* **Directive**
Tally every line of the listing where the string "Score" is found, and state the total alone.

* **Records provided**
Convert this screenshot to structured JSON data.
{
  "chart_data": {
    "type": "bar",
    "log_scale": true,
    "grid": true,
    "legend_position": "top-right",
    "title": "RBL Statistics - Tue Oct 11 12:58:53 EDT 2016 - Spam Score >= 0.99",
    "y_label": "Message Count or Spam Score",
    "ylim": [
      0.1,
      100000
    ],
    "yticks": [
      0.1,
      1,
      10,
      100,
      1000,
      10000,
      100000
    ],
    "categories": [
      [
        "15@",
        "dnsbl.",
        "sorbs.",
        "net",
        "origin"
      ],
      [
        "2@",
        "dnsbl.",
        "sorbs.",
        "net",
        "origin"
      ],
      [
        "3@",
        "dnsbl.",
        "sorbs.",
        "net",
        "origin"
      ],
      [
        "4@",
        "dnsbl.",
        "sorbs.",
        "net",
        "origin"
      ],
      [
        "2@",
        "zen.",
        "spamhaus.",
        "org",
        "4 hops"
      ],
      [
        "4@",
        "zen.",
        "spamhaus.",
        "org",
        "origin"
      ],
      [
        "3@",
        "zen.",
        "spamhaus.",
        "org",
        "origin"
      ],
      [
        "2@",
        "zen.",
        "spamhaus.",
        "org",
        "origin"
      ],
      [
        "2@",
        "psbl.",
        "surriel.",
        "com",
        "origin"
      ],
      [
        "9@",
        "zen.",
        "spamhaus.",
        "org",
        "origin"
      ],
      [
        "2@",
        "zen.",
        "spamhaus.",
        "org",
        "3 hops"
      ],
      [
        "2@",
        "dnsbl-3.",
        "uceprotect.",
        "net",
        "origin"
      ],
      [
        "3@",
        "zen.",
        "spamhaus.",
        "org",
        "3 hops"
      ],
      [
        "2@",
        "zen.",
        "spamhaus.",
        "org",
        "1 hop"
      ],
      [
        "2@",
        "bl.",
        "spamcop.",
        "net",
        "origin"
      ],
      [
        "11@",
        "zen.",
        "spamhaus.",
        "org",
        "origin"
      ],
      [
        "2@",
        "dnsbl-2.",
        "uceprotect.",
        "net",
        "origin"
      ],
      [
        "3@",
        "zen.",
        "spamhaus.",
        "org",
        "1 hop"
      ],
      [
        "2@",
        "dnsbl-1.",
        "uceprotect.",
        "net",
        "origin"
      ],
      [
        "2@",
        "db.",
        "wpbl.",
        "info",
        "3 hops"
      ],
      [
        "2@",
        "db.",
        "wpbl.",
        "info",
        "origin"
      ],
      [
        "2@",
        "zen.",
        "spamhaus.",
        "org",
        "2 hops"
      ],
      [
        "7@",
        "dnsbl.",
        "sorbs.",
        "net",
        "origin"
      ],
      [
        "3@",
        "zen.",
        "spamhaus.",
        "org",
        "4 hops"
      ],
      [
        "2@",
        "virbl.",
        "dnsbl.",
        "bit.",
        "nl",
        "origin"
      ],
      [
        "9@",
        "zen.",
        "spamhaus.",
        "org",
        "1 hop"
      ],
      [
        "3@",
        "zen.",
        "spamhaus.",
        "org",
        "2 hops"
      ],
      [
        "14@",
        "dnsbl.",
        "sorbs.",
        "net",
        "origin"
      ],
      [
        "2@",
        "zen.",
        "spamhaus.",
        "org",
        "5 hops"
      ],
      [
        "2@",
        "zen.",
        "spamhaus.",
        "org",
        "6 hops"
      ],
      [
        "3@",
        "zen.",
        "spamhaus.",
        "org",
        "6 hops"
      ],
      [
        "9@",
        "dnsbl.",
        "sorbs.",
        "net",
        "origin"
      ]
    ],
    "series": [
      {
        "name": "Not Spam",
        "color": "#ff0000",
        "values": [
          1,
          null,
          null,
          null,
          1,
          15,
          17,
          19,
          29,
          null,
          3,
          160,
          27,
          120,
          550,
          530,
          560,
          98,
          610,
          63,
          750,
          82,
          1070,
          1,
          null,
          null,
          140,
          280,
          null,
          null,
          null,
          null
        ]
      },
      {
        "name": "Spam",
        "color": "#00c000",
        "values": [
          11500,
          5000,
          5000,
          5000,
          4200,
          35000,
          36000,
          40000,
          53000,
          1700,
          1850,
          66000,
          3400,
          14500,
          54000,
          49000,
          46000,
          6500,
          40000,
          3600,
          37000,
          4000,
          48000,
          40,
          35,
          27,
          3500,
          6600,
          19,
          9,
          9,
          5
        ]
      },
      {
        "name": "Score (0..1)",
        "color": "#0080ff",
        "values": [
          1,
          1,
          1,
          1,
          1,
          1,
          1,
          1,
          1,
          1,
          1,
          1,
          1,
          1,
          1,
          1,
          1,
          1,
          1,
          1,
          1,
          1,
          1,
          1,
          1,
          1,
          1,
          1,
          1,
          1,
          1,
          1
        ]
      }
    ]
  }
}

* **The result**
3